■ Work to be completed: Extract each line holding the word "emails" from the entries.

....................

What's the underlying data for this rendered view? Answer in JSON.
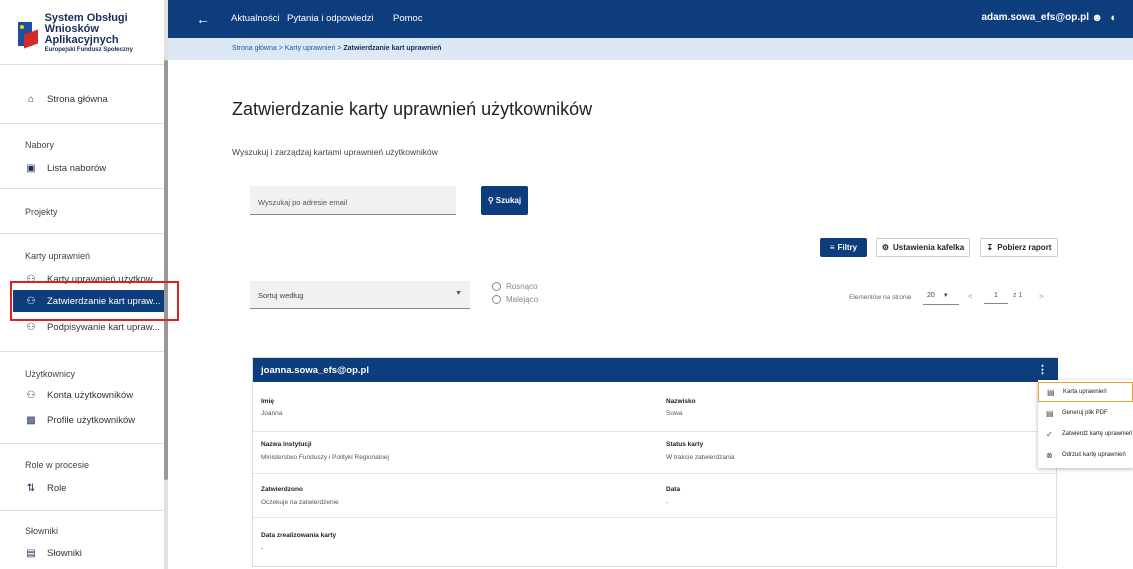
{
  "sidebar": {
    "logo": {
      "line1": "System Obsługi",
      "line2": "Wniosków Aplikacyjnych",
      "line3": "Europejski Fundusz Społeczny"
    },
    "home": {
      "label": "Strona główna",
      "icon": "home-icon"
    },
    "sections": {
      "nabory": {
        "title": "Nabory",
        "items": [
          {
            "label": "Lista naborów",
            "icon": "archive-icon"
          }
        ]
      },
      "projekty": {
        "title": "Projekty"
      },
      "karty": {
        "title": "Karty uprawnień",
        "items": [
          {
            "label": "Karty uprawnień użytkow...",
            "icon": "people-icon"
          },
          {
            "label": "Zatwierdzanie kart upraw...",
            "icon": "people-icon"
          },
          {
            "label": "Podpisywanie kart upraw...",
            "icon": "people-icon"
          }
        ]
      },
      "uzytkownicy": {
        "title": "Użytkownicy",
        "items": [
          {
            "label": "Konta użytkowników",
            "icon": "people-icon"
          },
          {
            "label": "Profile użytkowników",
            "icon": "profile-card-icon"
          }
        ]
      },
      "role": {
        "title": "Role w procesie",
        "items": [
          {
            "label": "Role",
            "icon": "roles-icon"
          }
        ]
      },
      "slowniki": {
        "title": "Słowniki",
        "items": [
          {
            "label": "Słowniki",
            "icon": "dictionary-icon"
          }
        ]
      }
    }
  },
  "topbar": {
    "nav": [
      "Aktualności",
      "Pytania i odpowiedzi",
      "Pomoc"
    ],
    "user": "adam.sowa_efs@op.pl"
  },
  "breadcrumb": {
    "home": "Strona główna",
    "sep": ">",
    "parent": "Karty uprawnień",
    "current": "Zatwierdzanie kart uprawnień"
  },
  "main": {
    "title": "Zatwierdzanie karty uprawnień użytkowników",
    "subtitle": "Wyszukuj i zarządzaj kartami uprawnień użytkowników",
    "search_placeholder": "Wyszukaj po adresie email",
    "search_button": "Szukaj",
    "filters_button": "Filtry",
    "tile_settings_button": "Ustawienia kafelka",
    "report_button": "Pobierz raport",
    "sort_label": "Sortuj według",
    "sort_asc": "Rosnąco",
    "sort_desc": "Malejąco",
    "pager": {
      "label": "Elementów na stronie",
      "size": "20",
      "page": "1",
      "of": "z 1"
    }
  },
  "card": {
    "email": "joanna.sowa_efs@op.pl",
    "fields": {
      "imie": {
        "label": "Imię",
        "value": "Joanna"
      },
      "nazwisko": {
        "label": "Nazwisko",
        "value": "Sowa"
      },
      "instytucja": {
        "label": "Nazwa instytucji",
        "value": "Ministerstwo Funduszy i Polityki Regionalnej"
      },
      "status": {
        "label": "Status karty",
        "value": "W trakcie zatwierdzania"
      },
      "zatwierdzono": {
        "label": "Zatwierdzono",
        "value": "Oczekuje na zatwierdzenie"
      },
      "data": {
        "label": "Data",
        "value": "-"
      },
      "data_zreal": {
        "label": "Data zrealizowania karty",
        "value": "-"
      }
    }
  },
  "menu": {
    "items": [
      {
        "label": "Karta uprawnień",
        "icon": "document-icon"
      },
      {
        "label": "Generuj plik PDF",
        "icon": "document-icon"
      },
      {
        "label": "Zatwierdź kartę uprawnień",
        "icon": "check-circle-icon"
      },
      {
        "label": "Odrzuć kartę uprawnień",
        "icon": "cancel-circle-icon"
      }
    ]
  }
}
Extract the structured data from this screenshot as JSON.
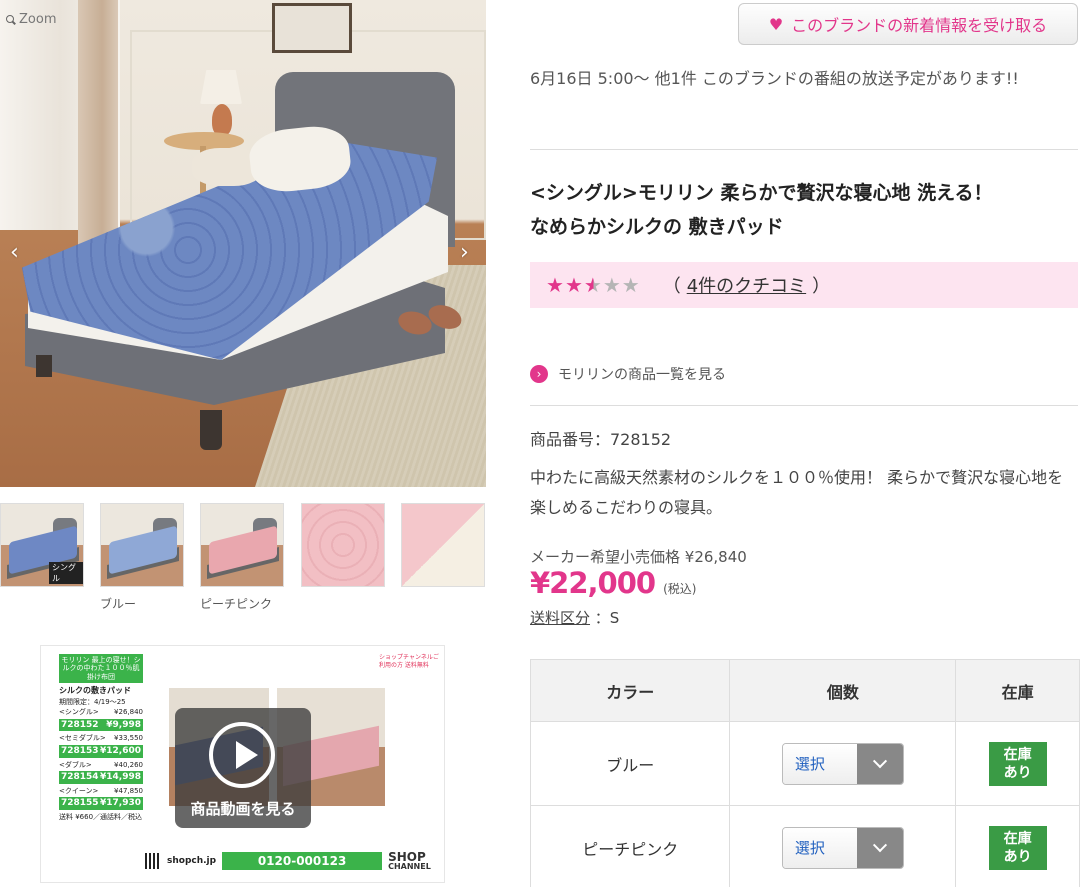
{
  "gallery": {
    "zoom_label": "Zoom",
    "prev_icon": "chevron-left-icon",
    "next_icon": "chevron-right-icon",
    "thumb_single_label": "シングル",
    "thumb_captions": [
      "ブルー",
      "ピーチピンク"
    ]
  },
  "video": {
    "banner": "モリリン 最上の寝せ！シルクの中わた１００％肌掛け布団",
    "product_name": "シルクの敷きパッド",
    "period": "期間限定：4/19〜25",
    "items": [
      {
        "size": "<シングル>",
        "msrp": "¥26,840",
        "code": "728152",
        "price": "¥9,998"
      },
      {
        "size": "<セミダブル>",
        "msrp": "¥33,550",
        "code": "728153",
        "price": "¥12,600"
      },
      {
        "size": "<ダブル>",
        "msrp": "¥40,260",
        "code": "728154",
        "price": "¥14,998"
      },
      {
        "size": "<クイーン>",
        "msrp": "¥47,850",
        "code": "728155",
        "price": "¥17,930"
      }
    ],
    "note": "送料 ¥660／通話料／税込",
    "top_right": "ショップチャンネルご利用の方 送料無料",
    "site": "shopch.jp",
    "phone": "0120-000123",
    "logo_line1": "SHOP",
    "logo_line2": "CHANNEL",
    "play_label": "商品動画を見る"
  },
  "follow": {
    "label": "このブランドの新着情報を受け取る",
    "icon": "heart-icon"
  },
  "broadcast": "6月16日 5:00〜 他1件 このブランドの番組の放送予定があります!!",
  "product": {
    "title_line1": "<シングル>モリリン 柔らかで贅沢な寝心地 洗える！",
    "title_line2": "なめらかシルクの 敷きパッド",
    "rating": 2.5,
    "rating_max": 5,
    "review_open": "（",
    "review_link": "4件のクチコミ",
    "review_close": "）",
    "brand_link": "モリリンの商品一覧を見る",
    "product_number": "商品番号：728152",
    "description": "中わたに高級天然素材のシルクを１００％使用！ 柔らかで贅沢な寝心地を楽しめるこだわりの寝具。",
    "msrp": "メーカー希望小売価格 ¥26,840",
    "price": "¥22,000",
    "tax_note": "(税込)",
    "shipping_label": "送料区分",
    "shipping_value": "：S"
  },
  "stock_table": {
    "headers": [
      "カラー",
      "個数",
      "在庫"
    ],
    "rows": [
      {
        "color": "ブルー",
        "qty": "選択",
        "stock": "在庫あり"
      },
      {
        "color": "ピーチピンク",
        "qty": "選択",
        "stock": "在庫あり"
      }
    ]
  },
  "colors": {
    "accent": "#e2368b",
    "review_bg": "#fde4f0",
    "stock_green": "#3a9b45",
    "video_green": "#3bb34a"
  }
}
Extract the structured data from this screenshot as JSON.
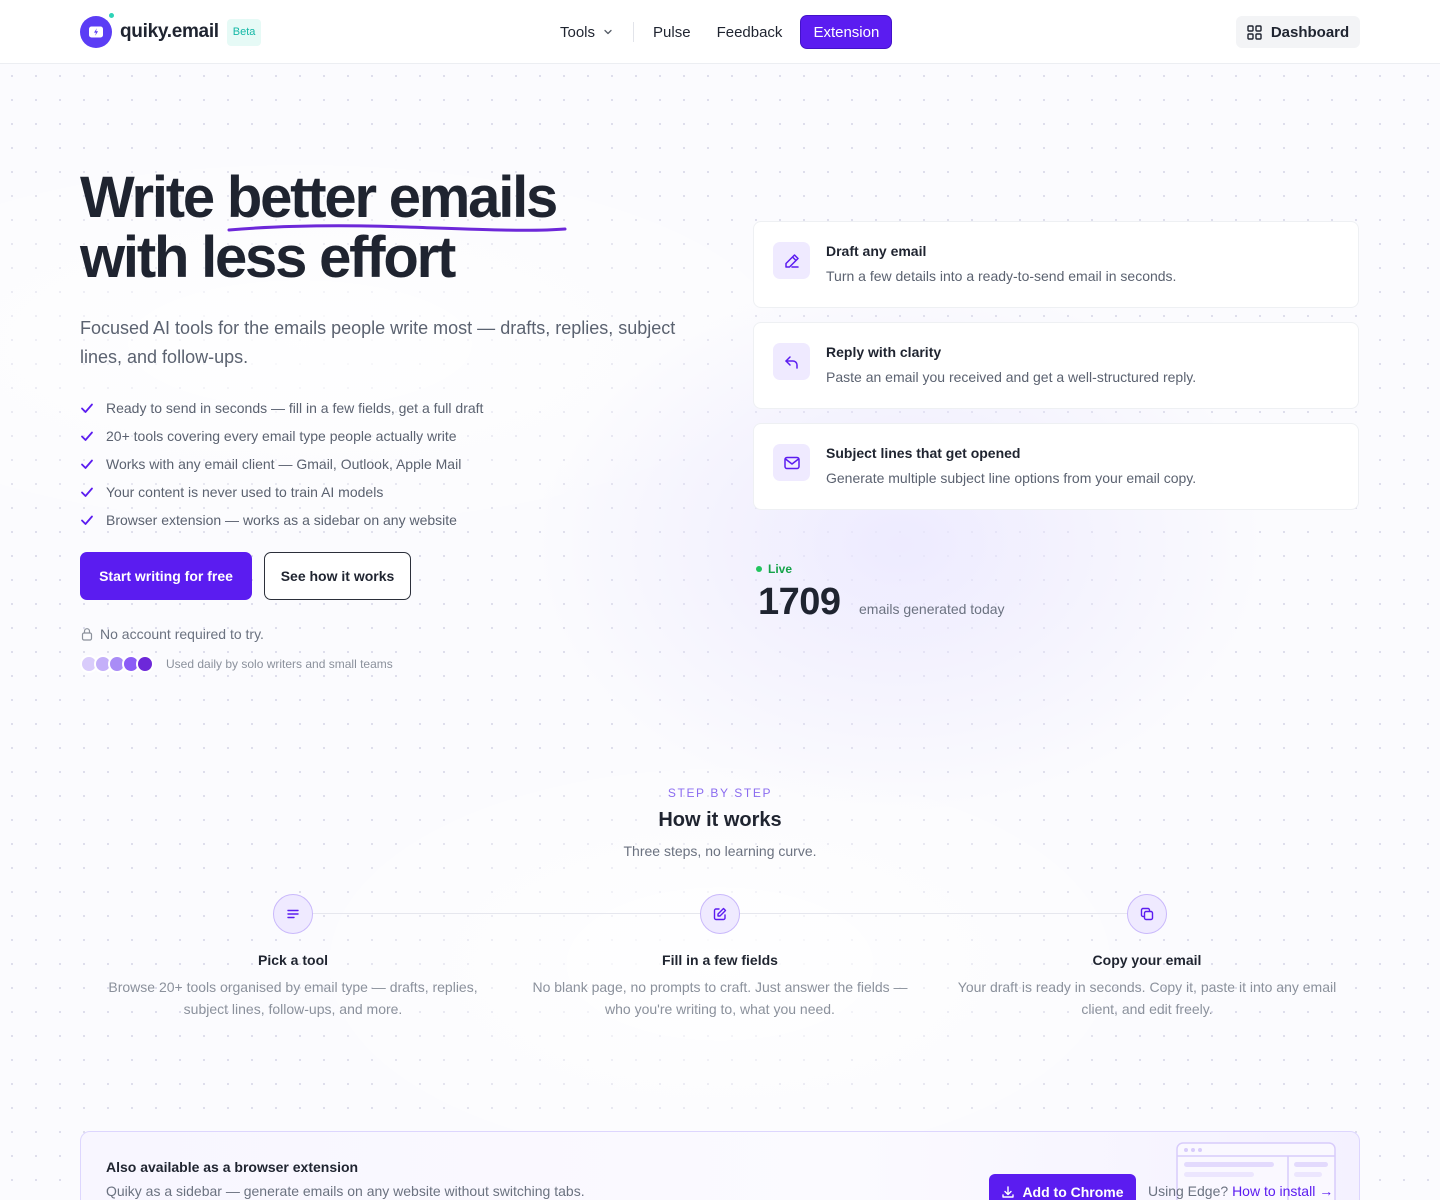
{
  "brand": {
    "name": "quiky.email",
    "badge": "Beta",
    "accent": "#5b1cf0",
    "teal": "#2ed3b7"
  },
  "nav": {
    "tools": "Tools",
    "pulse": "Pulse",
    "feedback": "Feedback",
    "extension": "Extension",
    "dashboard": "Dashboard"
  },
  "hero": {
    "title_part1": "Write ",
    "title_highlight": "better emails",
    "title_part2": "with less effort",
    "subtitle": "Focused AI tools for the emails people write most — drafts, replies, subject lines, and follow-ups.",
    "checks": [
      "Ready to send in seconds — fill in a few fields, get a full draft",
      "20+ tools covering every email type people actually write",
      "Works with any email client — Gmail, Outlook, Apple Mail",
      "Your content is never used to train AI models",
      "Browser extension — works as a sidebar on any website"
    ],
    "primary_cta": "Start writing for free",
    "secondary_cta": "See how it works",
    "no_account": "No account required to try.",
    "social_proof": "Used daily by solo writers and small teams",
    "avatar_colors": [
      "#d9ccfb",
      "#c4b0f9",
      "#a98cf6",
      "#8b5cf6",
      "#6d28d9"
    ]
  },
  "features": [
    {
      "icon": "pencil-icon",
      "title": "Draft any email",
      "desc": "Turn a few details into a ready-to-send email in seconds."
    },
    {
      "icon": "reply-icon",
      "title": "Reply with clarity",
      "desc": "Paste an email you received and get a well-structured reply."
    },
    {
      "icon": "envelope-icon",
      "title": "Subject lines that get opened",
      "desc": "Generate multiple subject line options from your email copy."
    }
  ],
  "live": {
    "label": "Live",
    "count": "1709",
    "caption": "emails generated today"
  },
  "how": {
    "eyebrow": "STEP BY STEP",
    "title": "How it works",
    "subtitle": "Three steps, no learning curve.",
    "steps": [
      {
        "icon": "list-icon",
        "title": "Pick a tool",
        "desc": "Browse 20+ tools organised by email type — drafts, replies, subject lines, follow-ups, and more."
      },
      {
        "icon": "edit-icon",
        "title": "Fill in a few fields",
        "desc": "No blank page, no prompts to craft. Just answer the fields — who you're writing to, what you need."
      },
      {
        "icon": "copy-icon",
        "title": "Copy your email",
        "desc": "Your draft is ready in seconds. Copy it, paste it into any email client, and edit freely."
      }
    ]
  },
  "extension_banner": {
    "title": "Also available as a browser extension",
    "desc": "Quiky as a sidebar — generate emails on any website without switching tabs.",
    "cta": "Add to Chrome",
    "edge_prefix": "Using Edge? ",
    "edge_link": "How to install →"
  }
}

....................

■ Finished exercise:
    "title_highlight": "better emails",
    "subtitle": "Focused AI tools for the emails people write most — drafts, replies, subject lines, and follow-ups.",
    "caption": "emails generated today"
    "desc": "Quiky as a sidebar — generate emails on any website without switching tabs.",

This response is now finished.